What is expected =
Write out the whole listing, matching it exactly.

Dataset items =
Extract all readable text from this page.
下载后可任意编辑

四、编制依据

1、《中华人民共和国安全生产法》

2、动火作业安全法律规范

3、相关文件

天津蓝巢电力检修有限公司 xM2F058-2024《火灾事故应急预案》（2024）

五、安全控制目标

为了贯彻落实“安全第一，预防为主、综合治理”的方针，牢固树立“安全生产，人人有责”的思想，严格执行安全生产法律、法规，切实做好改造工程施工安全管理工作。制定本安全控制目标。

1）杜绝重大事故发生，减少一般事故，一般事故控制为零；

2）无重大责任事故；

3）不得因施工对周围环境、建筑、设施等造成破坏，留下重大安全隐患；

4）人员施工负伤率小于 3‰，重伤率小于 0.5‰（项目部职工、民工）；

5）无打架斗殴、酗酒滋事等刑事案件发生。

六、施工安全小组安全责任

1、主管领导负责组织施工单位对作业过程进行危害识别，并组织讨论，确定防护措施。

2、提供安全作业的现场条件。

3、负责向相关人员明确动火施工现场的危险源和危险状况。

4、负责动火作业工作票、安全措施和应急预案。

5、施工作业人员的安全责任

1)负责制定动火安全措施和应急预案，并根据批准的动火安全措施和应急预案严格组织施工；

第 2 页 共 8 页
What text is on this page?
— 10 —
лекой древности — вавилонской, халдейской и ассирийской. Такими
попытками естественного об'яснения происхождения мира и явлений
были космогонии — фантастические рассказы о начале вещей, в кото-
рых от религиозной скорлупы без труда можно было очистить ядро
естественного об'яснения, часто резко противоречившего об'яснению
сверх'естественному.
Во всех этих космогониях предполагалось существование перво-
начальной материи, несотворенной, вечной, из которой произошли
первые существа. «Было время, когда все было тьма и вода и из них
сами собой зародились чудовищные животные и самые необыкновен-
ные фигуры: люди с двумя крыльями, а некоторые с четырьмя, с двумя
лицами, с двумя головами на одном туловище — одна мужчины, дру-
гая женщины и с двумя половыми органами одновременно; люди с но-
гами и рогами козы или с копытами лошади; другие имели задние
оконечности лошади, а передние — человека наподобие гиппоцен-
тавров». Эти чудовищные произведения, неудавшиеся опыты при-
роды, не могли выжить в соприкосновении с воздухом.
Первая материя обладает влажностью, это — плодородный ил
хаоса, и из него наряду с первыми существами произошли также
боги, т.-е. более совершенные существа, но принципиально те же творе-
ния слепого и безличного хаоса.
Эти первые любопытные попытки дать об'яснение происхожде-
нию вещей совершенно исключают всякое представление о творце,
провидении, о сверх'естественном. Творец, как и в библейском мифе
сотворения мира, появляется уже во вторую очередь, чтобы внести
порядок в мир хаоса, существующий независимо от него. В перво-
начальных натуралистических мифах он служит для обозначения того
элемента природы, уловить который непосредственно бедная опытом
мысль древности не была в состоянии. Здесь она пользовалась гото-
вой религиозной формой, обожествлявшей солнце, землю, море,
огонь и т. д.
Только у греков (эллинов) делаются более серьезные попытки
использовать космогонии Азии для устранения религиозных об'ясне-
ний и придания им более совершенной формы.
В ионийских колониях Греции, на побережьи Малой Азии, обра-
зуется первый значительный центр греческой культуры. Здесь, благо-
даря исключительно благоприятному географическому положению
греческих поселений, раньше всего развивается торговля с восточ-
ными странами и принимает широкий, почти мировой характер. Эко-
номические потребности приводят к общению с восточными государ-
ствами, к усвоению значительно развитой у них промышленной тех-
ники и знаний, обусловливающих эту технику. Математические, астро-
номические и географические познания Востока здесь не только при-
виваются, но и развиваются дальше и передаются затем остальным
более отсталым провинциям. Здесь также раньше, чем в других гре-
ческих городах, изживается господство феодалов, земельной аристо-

Result of this task =
Extract all readable text from this page.
下载后可任意编辑

四、编制依据

1、《中华人民共和国安全生产法》

2、动火作业安全法律规范

3、相关文件

天津蓝巢电力检修有限公司 xM2F058-2024《火灾事故应急预案》（2024）

五、安全控制目标

为了贯彻落实“安全第一，预防为主、综合治理”的方针，牢固树立“安全生产，人人有责”的思想，严格执行安全生产法律、法规，切实做好改造工程施工安全管理工作。制定本安全控制目标。

1）杜绝重大事故发生，减少一般事故，一般事故控制为零；

2）无重大责任事故；

3）不得因施工对周围环境、建筑、设施等造成破坏，留下重大安全隐患；

4）人员施工负伤率小于 3‰，重伤率小于 0.5‰（项目部职工、民工）；

5）无打架斗殴、酗酒滋事等刑事案件发生。

六、施工安全小组安全责任

1、主管领导负责组织施工单位对作业过程进行危害识别，并组织讨论，确定防护措施。

2、提供安全作业的现场条件。

3、负责向相关人员明确动火施工现场的危险源和危险状况。

4、负责动火作业工作票、安全措施和应急预案。

5、施工作业人员的安全责任

1)负责制定动火安全措施和应急预案，并根据批准的动火安全措施和应急预案严格组织施工；

第 2 页 共 8 页
What text is on this page?
— 10 —
лекой древности — вавилонской, халдейской и ассирийской. Такими
попытками естественного об'яснения происхождения мира и явлений
были космогонии — фантастические рассказы о начале вещей, в кото-
рых от религиозной скорлупы без труда можно было очистить ядро
естественного об'яснения, часто резко противоречившего об'яснению
сверх'естественному.
Во всех этих космогониях предполагалось существование перво-
начальной материи, несотворенной, вечной, из которой произошли
первые существа. «Было время, когда все было тьма и вода и из них
сами собой зародились чудовищные животные и самые необыкновен-
ные фигуры: люди с двумя крыльями, а некоторые с четырьмя, с двумя
лицами, с двумя головами на одном туловище — одна мужчины, дру-
гая женщины и с двумя половыми органами одновременно; люди с но-
гами и рогами козы или с копытами лошади; другие имели задние
оконечности лошади, а передние — человека наподобие гиппоцен-
тавров». Эти чудовищные произведения, неудавшиеся опыты при-
роды, не могли выжить в соприкосновении с воздухом.
Первая материя обладает влажностью, это — плодородный ил
хаоса, и из него наряду с первыми существами произошли также
боги, т.-е. более совершенные существа, но принципиально те же творе-
ния слепого и безличного хаоса.
Эти первые любопытные попытки дать об'яснение происхожде-
нию вещей совершенно исключают всякое представление о творце,
провидении, о сверх'естественном. Творец, как и в библейском мифе
сотворения мира, появляется уже во вторую очередь, чтобы внести
порядок в мир хаоса, существующий независимо от него. В перво-
начальных натуралистических мифах он служит для обозначения того
элемента природы, уловить который непосредственно бедная опытом
мысль древности не была в состоянии. Здесь она пользовалась гото-
вой религиозной формой, обожествлявшей солнце, землю, море,
огонь и т. д.
Только у греков (эллинов) делаются более серьезные попытки
использовать космогонии Азии для устранения религиозных об'ясне-
ний и придания им более совершенной формы.
В ионийских колониях Греции, на побережьи Малой Азии, обра-
зуется первый значительный центр греческой культуры. Здесь, благо-
даря исключительно благоприятному географическому положению
греческих поселений, раньше всего развивается торговля с восточ-
ными странами и принимает широкий, почти мировой характер. Эко-
номические потребности приводят к общению с восточными государ-
ствами, к усвоению значительно развитой у них промышленной тех-
ники и знаний, обусловливающих эту технику. Математические, астро-
номические и географические познания Востока здесь не только при-
виваются, но и развиваются дальше и передаются затем остальным
более отсталым провинциям. Здесь также раньше, чем в других гре-
ческих городах, изживается господство феодалов, земельной аристо-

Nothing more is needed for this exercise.